How many of the lines here include "Draft"? Answer with a single number.

(Extracted records)
- - - -
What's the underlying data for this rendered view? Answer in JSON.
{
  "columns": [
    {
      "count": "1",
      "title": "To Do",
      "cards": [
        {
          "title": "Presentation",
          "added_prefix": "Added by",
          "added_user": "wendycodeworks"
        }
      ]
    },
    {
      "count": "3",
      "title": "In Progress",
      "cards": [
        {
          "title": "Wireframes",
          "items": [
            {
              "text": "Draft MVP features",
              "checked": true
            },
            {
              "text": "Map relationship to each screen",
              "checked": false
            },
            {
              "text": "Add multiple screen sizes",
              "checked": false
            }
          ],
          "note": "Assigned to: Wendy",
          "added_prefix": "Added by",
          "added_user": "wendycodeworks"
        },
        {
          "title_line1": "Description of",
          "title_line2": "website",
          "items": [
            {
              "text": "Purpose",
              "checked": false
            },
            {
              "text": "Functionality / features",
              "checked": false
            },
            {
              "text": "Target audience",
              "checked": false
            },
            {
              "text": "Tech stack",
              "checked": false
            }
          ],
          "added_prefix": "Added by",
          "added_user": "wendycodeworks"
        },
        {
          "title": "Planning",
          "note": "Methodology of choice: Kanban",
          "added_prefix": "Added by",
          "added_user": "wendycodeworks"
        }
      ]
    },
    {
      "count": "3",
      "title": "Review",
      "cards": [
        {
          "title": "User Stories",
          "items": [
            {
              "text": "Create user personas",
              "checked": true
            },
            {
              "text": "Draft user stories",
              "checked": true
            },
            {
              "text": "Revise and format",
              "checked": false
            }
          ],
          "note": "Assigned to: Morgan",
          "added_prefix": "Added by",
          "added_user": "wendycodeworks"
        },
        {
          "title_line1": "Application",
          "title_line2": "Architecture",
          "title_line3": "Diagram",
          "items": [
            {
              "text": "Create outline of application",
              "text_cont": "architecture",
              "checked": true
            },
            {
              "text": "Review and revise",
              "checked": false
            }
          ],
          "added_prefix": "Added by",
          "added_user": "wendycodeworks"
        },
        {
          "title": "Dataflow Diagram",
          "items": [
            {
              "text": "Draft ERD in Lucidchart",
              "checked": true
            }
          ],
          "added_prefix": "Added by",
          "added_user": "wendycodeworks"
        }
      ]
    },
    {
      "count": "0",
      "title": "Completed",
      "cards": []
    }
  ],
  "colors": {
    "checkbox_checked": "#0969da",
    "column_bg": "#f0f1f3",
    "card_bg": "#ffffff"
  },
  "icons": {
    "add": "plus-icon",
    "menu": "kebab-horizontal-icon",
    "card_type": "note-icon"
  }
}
- - - -
## Answer to this exercise
3